How To Prepare Your Startup For Due Diligence

author avatar by Stefan Nagey • 7 min

Due Diligence Process For Startups

If you plan on raising money for your startup, due diligence is about to become a big part of your life—whether you want it to or not.

But if the due diligence involved with startup fundraising seem complex, have no fear. Broken down into individual components, it becomes much simpler to handle. But first—what is due diligence, and why does it matter?

What is due diligence?

Broadly, due diligence is the process of confirming facts so investors avoid any unseen pitfalls. For instance, in an informal sense, if you’re going to buy a new car, your due diligence is to check online reviews, make sure it isn’t a “lemon,” and research the best financing available.

When it comes to buying or investing in bigger items than a car—like a business, for instance—the due diligence process becomes much more complex. In fact, it is a very standardized process If someone is going to fund your startup, they’ll conduct due diligence before signing agreements.

If you make it as easy as possible for them to obtain the information and answers they require, your funding process will proceed smoothly and expeditiously. If not, then not.

A brief history of due diligence

“Due diligence” wasn’t common parlance until 1933, when Congress passed the first federal Securities Act. It made dealers in securities—sellers and brokers—responsible for disclosing essential information about those securities to the people buying them.

It also defined due diligence—meaning, the minimum amount of information the seller had to dig up and disclose about companies and securities before making sales. As long as they performed and disclosed this due diligence, they weren’t legally liable for any losses the investor later incurred.

Why should due diligence matter to you?

Due diligence should matter to you because it matters to venture capitalist firms (VCs).

Any VC investing in your startup is answerable to limited partners (LPs)—the entities whose money makes up the fund they’re investing. These include pension funds, university endowments, foundations, finance companies, and rich people.

A VC that wants to invest in your startup is obligated to perform due diligence for the sake of the LPs. Beyond that, they need to do their homework to make sure your business is a good investment, so LPs know their money is in good hands.

If they fail to perform due diligence, a VC can reasonably expect to lose clients and reputation. So it’s in their best interest to be as thorough as possible.

The 3 types of due diligence

When a VC does their due diligence, they move through three stages of investigation.

  1. Screening due diligence. The VC sifts through hundreds of potential investments to find companies that are a good fit for the fund’s mandate or criteria.
  2. Business due diligence. Once a good candidate is selected, partners at the firm investigate to determine whether it will be a profitable investment. This includes looking at your business model, your product/service and its market fit, and your management team.
  3. Legal due diligence. If your company passes the first two stages, the VC’s lawyer moves in to make sure everything is in ship shape according to the law. They may query your own lawyer to get the facts.

Of these three stages, 2 and 3 are the most relevant for your business. They’re the ones for which you’ll need to provide the most documentation.

Due diligence at different startup stages

The amount of information about your business you need to gather and present to potential investors varies according to your stage of fundraising. At stages when you are not yet courting VCs, obligations on your end will naturally be smaller. The bigger the investment size, the greater your obligations when it comes to due diligence.

Requirement
In the due diligence guide above, turn the paragraph beginning "Any VC investing in your startup" into a short bulleted list that keeps its main facts.

Provided material

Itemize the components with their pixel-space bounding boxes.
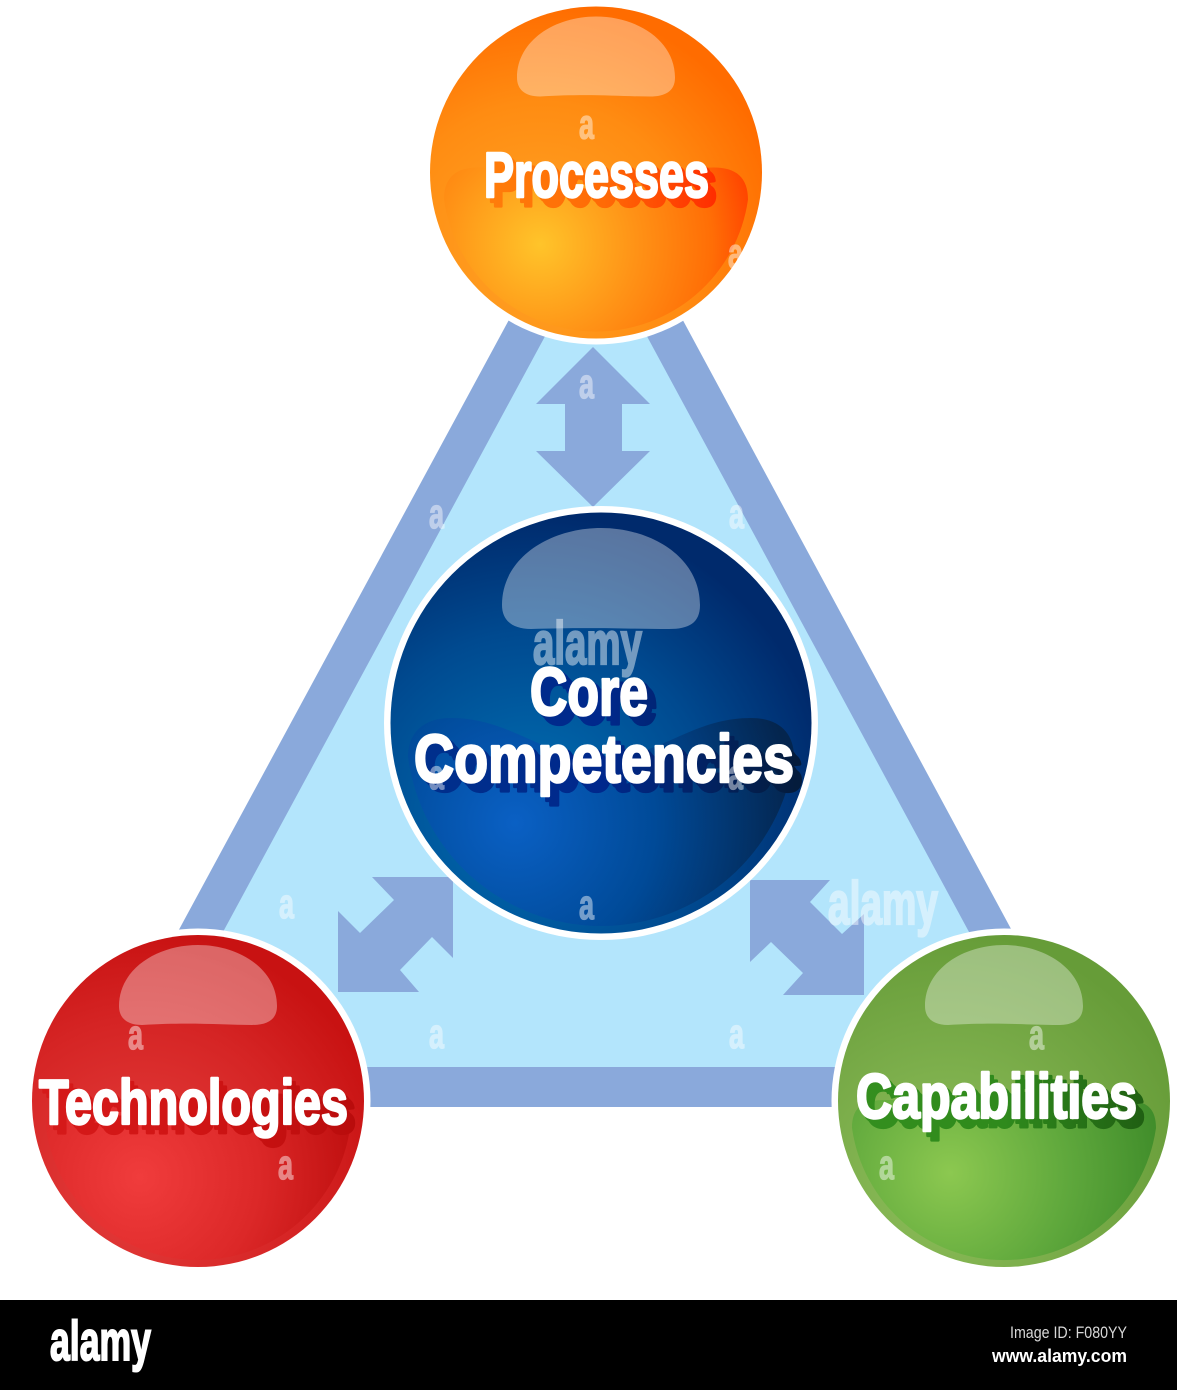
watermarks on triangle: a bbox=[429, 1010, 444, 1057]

Result of the task
- Any VC investing in your startup answers to limited partners (LPs).
- LPs are the entities whose money makes up the fund the VC invests.
- LPs include pension funds, university endowments, foundations, finance companies, and rich people.